Records supplied >>
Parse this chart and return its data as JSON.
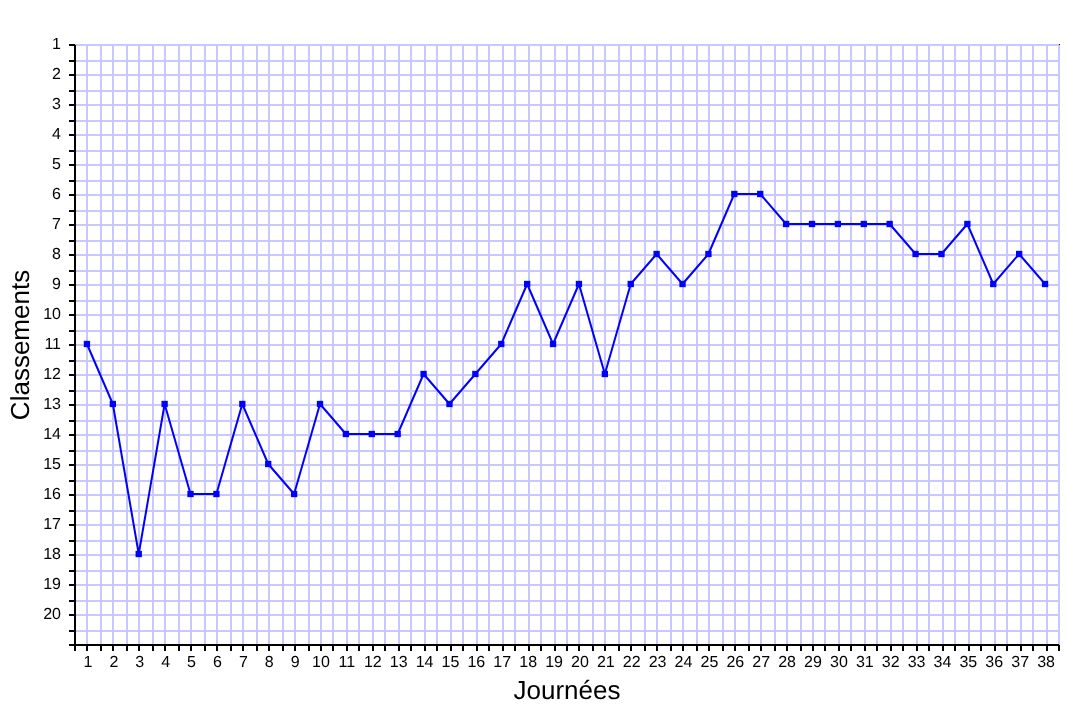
{
  "chart_data": {
    "type": "line",
    "xlabel": "Journées",
    "ylabel": "Classements",
    "x": [
      1,
      2,
      3,
      4,
      5,
      6,
      7,
      8,
      9,
      10,
      11,
      12,
      13,
      14,
      15,
      16,
      17,
      18,
      19,
      20,
      21,
      22,
      23,
      24,
      25,
      26,
      27,
      28,
      29,
      30,
      31,
      32,
      33,
      34,
      35,
      36,
      37,
      38
    ],
    "series": [
      {
        "color": "#0000ff",
        "values": [
          11,
          13,
          18,
          13,
          16,
          16,
          13,
          15,
          16,
          13,
          14,
          14,
          14,
          12,
          13,
          12,
          11,
          9,
          11,
          9,
          12,
          9,
          8,
          9,
          8,
          6,
          6,
          7,
          7,
          7,
          7,
          7,
          8,
          8,
          7,
          9,
          8,
          9
        ]
      }
    ],
    "xlim": [
      0.5,
      38.5
    ],
    "xticks": [
      {
        "value": 0.5,
        "label": null
      },
      1,
      {
        "value": 1.5,
        "label": null
      },
      2,
      {
        "value": 2.5,
        "label": null
      },
      3,
      {
        "value": 3.5,
        "label": null
      },
      4,
      {
        "value": 4.5,
        "label": null
      },
      5,
      {
        "value": 5.5,
        "label": null
      },
      6,
      {
        "value": 6.5,
        "label": null
      },
      7,
      {
        "value": 7.5,
        "label": null
      },
      8,
      {
        "value": 8.5,
        "label": null
      },
      9,
      {
        "value": 9.5,
        "label": null
      },
      10,
      {
        "value": 10.5,
        "label": null
      },
      11,
      {
        "value": 11.5,
        "label": null
      },
      12,
      {
        "value": 12.5,
        "label": null
      },
      13,
      {
        "value": 13.5,
        "label": null
      },
      14,
      {
        "value": 14.5,
        "label": null
      },
      15,
      {
        "value": 15.5,
        "label": null
      },
      16,
      {
        "value": 16.5,
        "label": null
      },
      17,
      {
        "value": 17.5,
        "label": null
      },
      18,
      {
        "value": 18.5,
        "label": null
      },
      19,
      {
        "value": 19.5,
        "label": null
      },
      20,
      {
        "value": 20.5,
        "label": null
      },
      21,
      {
        "value": 21.5,
        "label": null
      },
      22,
      {
        "value": 22.5,
        "label": null
      },
      23,
      {
        "value": 23.5,
        "label": null
      },
      24,
      {
        "value": 24.5,
        "label": null
      },
      25,
      {
        "value": 25.5,
        "label": null
      },
      26,
      {
        "value": 26.5,
        "label": null
      },
      27,
      {
        "value": 27.5,
        "label": null
      },
      28,
      {
        "value": 28.5,
        "label": null
      },
      29,
      {
        "value": 29.5,
        "label": null
      },
      30,
      {
        "value": 30.5,
        "label": null
      },
      31,
      {
        "value": 31.5,
        "label": null
      },
      32,
      {
        "value": 32.5,
        "label": null
      },
      33,
      {
        "value": 33.5,
        "label": null
      },
      34,
      {
        "value": 34.5,
        "label": null
      },
      35,
      {
        "value": 35.5,
        "label": null
      },
      36,
      {
        "value": 36.5,
        "label": null
      },
      37,
      {
        "value": 37.5,
        "label": null
      },
      38,
      {
        "value": 38.5,
        "label": null
      }
    ],
    "ylim": [
      21,
      1
    ],
    "yticks": [
      1,
      {
        "value": 1.5,
        "label": null
      },
      2,
      {
        "value": 2.5,
        "label": null
      },
      3,
      {
        "value": 3.5,
        "label": null
      },
      4,
      {
        "value": 4.5,
        "label": null
      },
      5,
      {
        "value": 5.5,
        "label": null
      },
      6,
      {
        "value": 6.5,
        "label": null
      },
      7,
      {
        "value": 7.5,
        "label": null
      },
      8,
      {
        "value": 8.5,
        "label": null
      },
      9,
      {
        "value": 9.5,
        "label": null
      },
      10,
      {
        "value": 10.5,
        "label": null
      },
      11,
      {
        "value": 11.5,
        "label": null
      },
      12,
      {
        "value": 12.5,
        "label": null
      },
      13,
      {
        "value": 13.5,
        "label": null
      },
      14,
      {
        "value": 14.5,
        "label": null
      },
      15,
      {
        "value": 15.5,
        "label": null
      },
      16,
      {
        "value": 16.5,
        "label": null
      },
      17,
      {
        "value": 17.5,
        "label": null
      },
      18,
      {
        "value": 18.5,
        "label": null
      },
      19,
      {
        "value": 19.5,
        "label": null
      },
      20,
      {
        "value": 20.5,
        "label": null
      },
      {
        "value": 21,
        "label": null
      }
    ],
    "grid": true,
    "marker": "square",
    "line_style": "solid"
  }
}
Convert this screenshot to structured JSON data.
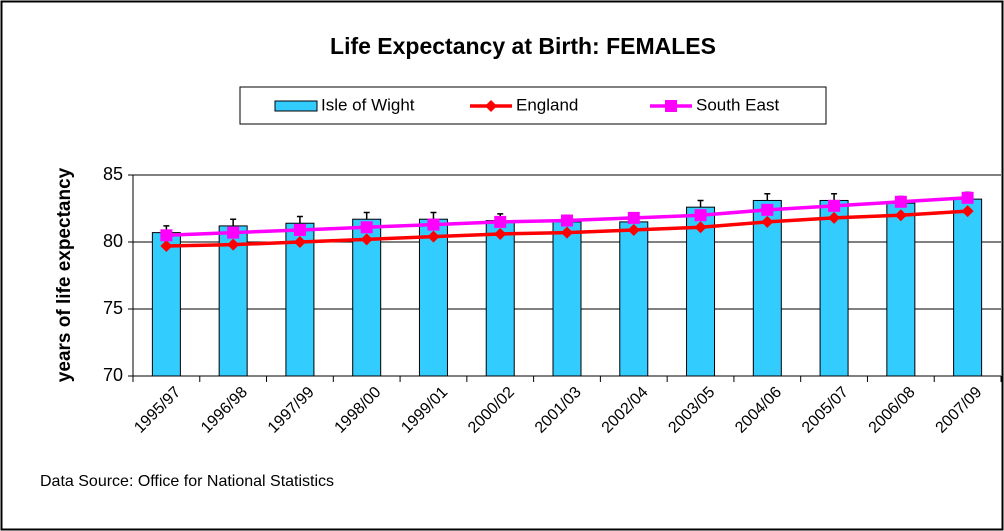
{
  "chart_data": {
    "type": "bar",
    "title": "Life Expectancy at Birth: FEMALES",
    "y_label": "years of life expectancy",
    "source": "Data Source: Office for National Statistics",
    "categories": [
      "1995/97",
      "1996/98",
      "1997/99",
      "1998/00",
      "1999/01",
      "2000/02",
      "2001/03",
      "2002/04",
      "2003/05",
      "2004/06",
      "2005/07",
      "2006/08",
      "2007/09"
    ],
    "series": [
      {
        "name": "Isle of Wight",
        "type": "bar",
        "color": "#33ccff",
        "values": [
          80.7,
          81.2,
          81.4,
          81.7,
          81.7,
          81.6,
          81.5,
          81.5,
          82.6,
          83.1,
          83.1,
          82.9,
          83.2
        ],
        "errors": [
          0.5,
          0.5,
          0.5,
          0.5,
          0.5,
          0.5,
          0.5,
          0.5,
          0.5,
          0.5,
          0.5,
          0.5,
          0.5
        ]
      },
      {
        "name": "England",
        "type": "line",
        "color": "#ff0000",
        "marker": "diamond",
        "values": [
          79.7,
          79.8,
          80.0,
          80.2,
          80.4,
          80.6,
          80.7,
          80.9,
          81.1,
          81.5,
          81.8,
          82.0,
          82.3
        ]
      },
      {
        "name": "South East",
        "type": "line",
        "color": "#ff00ff",
        "marker": "square",
        "values": [
          80.5,
          80.7,
          80.9,
          81.1,
          81.3,
          81.5,
          81.6,
          81.8,
          82.0,
          82.4,
          82.7,
          83.0,
          83.3
        ]
      }
    ],
    "ylim": [
      70,
      85
    ],
    "yticks": [
      70,
      75,
      80,
      85
    ],
    "grid": true
  }
}
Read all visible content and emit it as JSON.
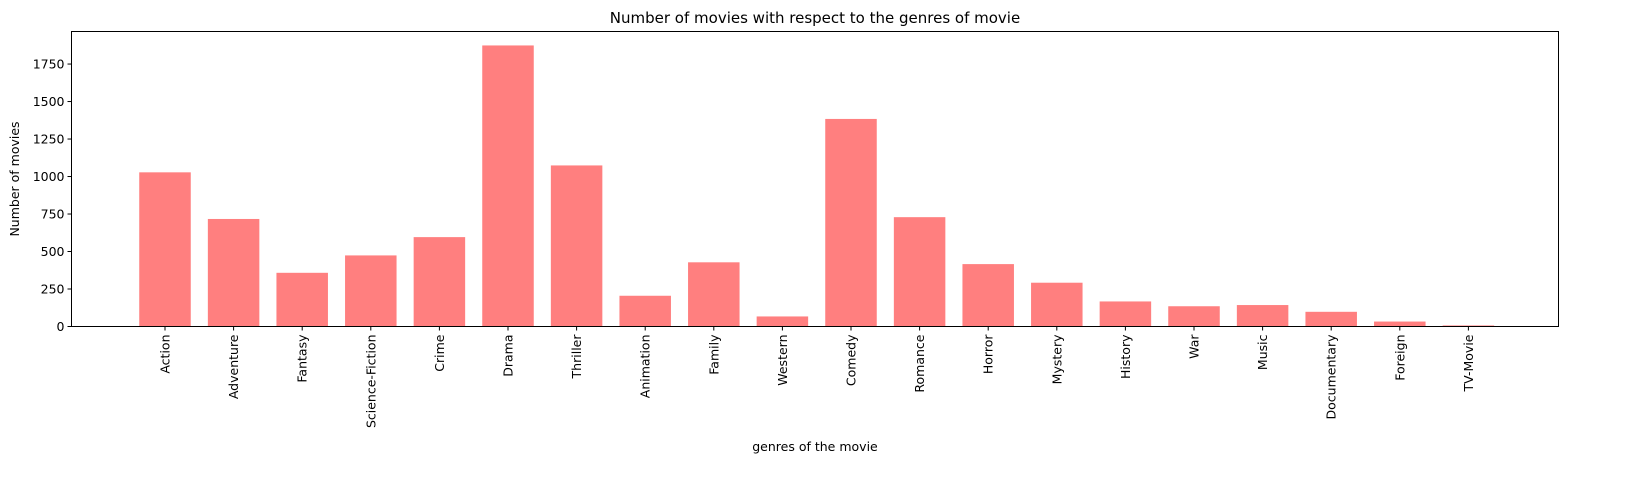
{
  "chart_data": {
    "type": "bar",
    "title": "Number of movies with respect to the genres of movie",
    "xlabel": "genres of the movie",
    "ylabel": "Number of movies",
    "categories": [
      "Action",
      "Adventure",
      "Fantasy",
      "Science-Fiction",
      "Crime",
      "Drama",
      "Thriller",
      "Animation",
      "Family",
      "Western",
      "Comedy",
      "Romance",
      "Horror",
      "Mystery",
      "History",
      "War",
      "Music",
      "Documentary",
      "Foreign",
      "TV-Movie"
    ],
    "values": [
      1028,
      717,
      358,
      474,
      596,
      1874,
      1074,
      205,
      428,
      67,
      1384,
      729,
      416,
      292,
      167,
      135,
      143,
      98,
      33,
      7
    ],
    "yticks": [
      0,
      250,
      500,
      750,
      1000,
      1250,
      1500,
      1750
    ],
    "ylim": [
      0,
      1967
    ],
    "grid": false,
    "legend": "none",
    "bar_color": "#ff7f7f"
  }
}
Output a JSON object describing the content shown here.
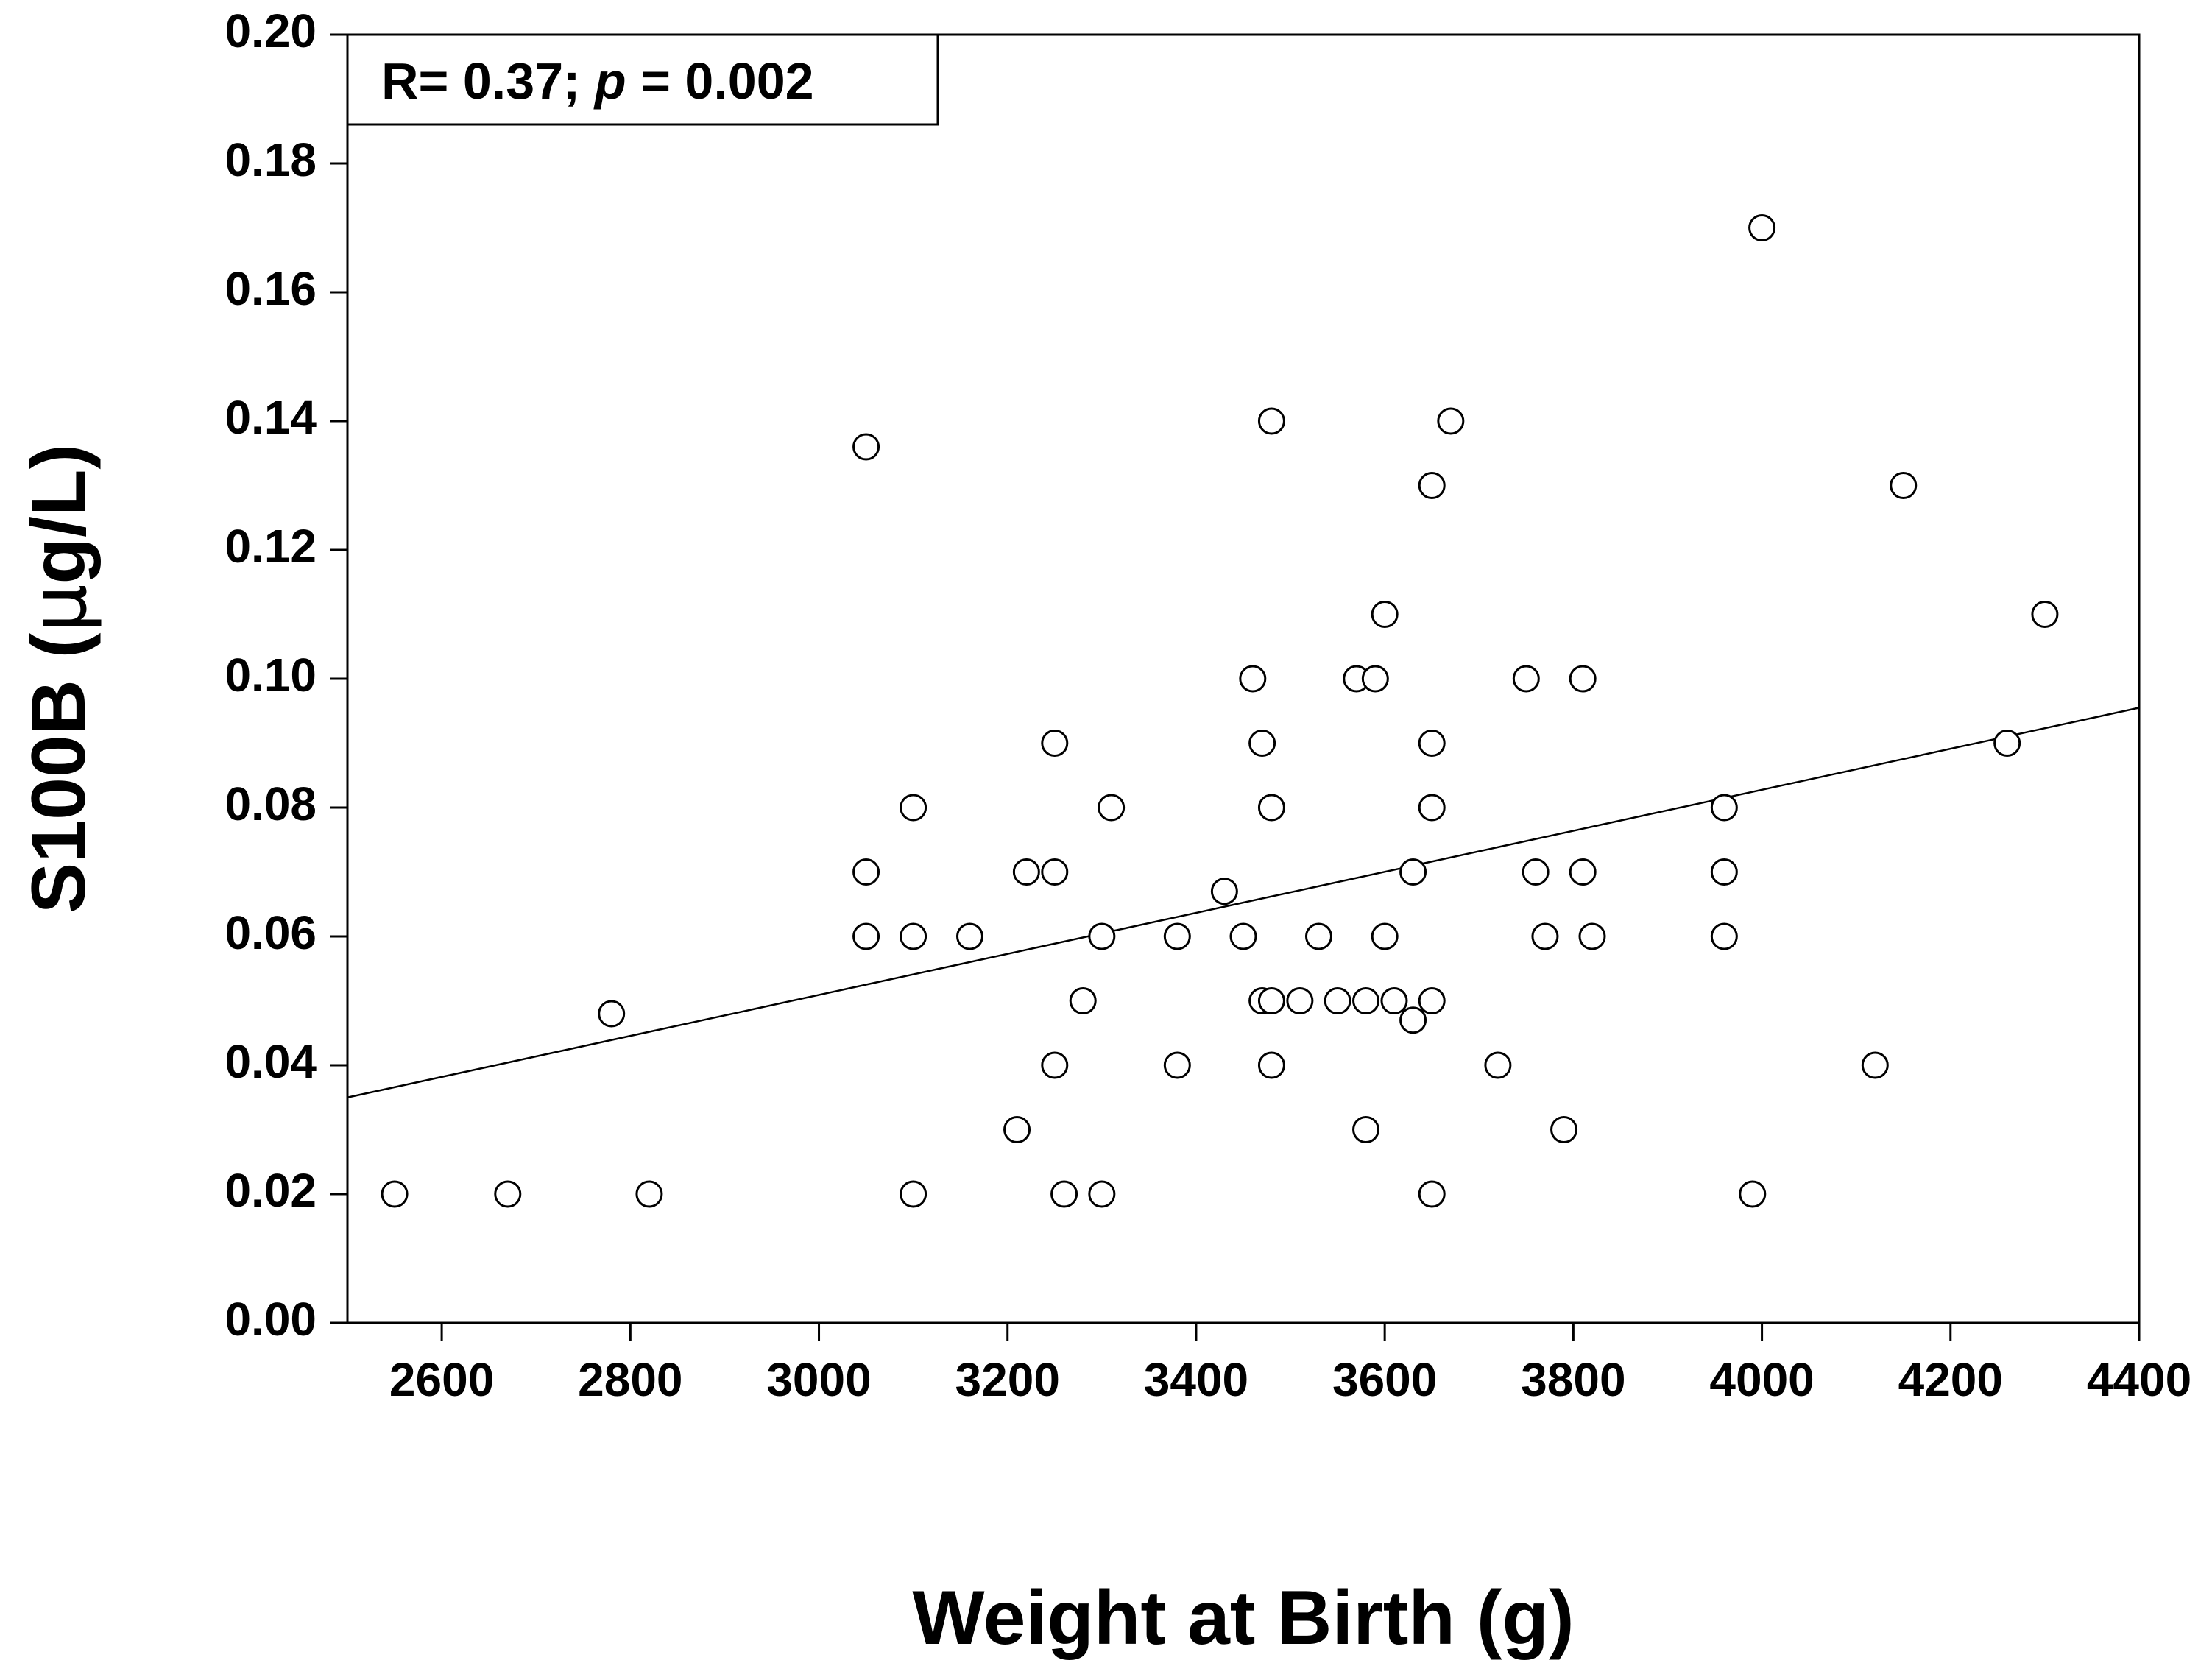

Required work >>
Pick out all the lines with the word "ylabel" in them and copy them.

Complete response >>
    "ylabel": "Classements",
    "ylabel": "Number of movies",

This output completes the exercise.